Write the data out again, exactly as given.

** Start of PROVIDED DATA **

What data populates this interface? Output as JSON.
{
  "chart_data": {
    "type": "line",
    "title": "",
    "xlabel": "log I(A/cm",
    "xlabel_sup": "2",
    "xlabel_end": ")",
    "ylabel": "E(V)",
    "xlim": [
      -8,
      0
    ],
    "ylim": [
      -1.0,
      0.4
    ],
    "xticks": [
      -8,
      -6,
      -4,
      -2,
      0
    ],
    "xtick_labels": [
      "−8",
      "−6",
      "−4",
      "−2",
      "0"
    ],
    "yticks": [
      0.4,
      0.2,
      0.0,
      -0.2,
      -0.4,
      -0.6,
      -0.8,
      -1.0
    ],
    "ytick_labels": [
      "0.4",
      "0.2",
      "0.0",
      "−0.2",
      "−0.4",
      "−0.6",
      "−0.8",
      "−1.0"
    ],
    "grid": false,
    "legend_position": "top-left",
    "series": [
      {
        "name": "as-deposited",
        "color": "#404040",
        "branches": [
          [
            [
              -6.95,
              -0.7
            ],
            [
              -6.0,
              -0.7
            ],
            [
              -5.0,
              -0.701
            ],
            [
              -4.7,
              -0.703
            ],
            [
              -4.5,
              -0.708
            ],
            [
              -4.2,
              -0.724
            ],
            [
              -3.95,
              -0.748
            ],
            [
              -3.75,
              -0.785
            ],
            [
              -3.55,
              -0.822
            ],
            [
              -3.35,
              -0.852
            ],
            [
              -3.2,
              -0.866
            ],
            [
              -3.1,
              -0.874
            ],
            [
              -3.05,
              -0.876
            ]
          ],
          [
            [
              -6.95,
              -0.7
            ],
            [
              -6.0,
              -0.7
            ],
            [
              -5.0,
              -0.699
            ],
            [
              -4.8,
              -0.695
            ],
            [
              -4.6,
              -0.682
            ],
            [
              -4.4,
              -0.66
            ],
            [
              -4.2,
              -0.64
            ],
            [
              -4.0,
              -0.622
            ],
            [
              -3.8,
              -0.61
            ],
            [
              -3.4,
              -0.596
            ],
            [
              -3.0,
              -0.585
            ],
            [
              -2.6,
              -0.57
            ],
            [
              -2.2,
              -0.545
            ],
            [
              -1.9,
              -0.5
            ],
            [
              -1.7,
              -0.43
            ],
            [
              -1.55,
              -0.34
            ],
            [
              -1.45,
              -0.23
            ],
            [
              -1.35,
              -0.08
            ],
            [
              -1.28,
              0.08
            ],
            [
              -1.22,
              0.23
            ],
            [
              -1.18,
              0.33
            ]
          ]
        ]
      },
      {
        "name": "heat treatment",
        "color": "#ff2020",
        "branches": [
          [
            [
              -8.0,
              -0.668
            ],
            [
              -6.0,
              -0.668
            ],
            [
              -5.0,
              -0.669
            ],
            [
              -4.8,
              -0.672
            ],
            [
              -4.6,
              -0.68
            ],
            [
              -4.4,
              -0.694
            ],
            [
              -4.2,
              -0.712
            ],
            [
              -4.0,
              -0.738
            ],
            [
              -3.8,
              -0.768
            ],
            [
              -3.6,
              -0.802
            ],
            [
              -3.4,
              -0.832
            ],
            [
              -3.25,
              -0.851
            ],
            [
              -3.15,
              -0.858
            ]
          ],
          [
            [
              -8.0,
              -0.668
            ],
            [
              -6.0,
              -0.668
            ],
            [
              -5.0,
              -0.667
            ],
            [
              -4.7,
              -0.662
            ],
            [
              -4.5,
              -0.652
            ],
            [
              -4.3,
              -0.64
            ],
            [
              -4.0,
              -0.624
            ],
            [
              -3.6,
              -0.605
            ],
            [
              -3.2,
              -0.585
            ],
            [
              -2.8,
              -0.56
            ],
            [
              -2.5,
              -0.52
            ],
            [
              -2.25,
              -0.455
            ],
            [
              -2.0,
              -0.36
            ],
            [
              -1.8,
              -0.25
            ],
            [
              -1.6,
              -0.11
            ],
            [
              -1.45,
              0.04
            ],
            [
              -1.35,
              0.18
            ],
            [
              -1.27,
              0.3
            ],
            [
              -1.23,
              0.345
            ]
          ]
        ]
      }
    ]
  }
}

** End of PROVIDED DATA **

EXERCISE ANSWER:
What data populates this interface? Output as JSON.
{
  "chart_data": {
    "type": "line",
    "title": "",
    "xlabel": "log I(A/cm",
    "xlabel_sup": "2",
    "xlabel_end": ")",
    "ylabel": "E(V)",
    "xlim": [
      -8,
      0
    ],
    "ylim": [
      -1.0,
      0.4
    ],
    "xticks": [
      -8,
      -6,
      -4,
      -2,
      0
    ],
    "xtick_labels": [
      "−8",
      "−6",
      "−4",
      "−2",
      "0"
    ],
    "yticks": [
      0.4,
      0.2,
      0.0,
      -0.2,
      -0.4,
      -0.6,
      -0.8,
      -1.0
    ],
    "ytick_labels": [
      "0.4",
      "0.2",
      "0.0",
      "−0.2",
      "−0.4",
      "−0.6",
      "−0.8",
      "−1.0"
    ],
    "grid": false,
    "legend_position": "top-left",
    "series": [
      {
        "name": "as-deposited",
        "color": "#404040",
        "branches": [
          [
            [
              -6.95,
              -0.7
            ],
            [
              -6.0,
              -0.7
            ],
            [
              -5.0,
              -0.701
            ],
            [
              -4.7,
              -0.703
            ],
            [
              -4.5,
              -0.708
            ],
            [
              -4.2,
              -0.724
            ],
            [
              -3.95,
              -0.748
            ],
            [
              -3.75,
              -0.785
            ],
            [
              -3.55,
              -0.822
            ],
            [
              -3.35,
              -0.852
            ],
            [
              -3.2,
              -0.866
            ],
            [
              -3.1,
              -0.874
            ],
            [
              -3.05,
              -0.876
            ]
          ],
          [
            [
              -6.95,
              -0.7
            ],
            [
              -6.0,
              -0.7
            ],
            [
              -5.0,
              -0.699
            ],
            [
              -4.8,
              -0.695
            ],
            [
              -4.6,
              -0.682
            ],
            [
              -4.4,
              -0.66
            ],
            [
              -4.2,
              -0.64
            ],
            [
              -4.0,
              -0.622
            ],
            [
              -3.8,
              -0.61
            ],
            [
              -3.4,
              -0.596
            ],
            [
              -3.0,
              -0.585
            ],
            [
              -2.6,
              -0.57
            ],
            [
              -2.2,
              -0.545
            ],
            [
              -1.9,
              -0.5
            ],
            [
              -1.7,
              -0.43
            ],
            [
              -1.55,
              -0.34
            ],
            [
              -1.45,
              -0.23
            ],
            [
              -1.35,
              -0.08
            ],
            [
              -1.28,
              0.08
            ],
            [
              -1.22,
              0.23
            ],
            [
              -1.18,
              0.33
            ]
          ]
        ]
      },
      {
        "name": "heat treatment",
        "color": "#ff2020",
        "branches": [
          [
            [
              -8.0,
              -0.668
            ],
            [
              -6.0,
              -0.668
            ],
            [
              -5.0,
              -0.669
            ],
            [
              -4.8,
              -0.672
            ],
            [
              -4.6,
              -0.68
            ],
            [
              -4.4,
              -0.694
            ],
            [
              -4.2,
              -0.712
            ],
            [
              -4.0,
              -0.738
            ],
            [
              -3.8,
              -0.768
            ],
            [
              -3.6,
              -0.802
            ],
            [
              -3.4,
              -0.832
            ],
            [
              -3.25,
              -0.851
            ],
            [
              -3.15,
              -0.858
            ]
          ],
          [
            [
              -8.0,
              -0.668
            ],
            [
              -6.0,
              -0.668
            ],
            [
              -5.0,
              -0.667
            ],
            [
              -4.7,
              -0.662
            ],
            [
              -4.5,
              -0.652
            ],
            [
              -4.3,
              -0.64
            ],
            [
              -4.0,
              -0.624
            ],
            [
              -3.6,
              -0.605
            ],
            [
              -3.2,
              -0.585
            ],
            [
              -2.8,
              -0.56
            ],
            [
              -2.5,
              -0.52
            ],
            [
              -2.25,
              -0.455
            ],
            [
              -2.0,
              -0.36
            ],
            [
              -1.8,
              -0.25
            ],
            [
              -1.6,
              -0.11
            ],
            [
              -1.45,
              0.04
            ],
            [
              -1.35,
              0.18
            ],
            [
              -1.27,
              0.3
            ],
            [
              -1.23,
              0.345
            ]
          ]
        ]
      }
    ]
  }
}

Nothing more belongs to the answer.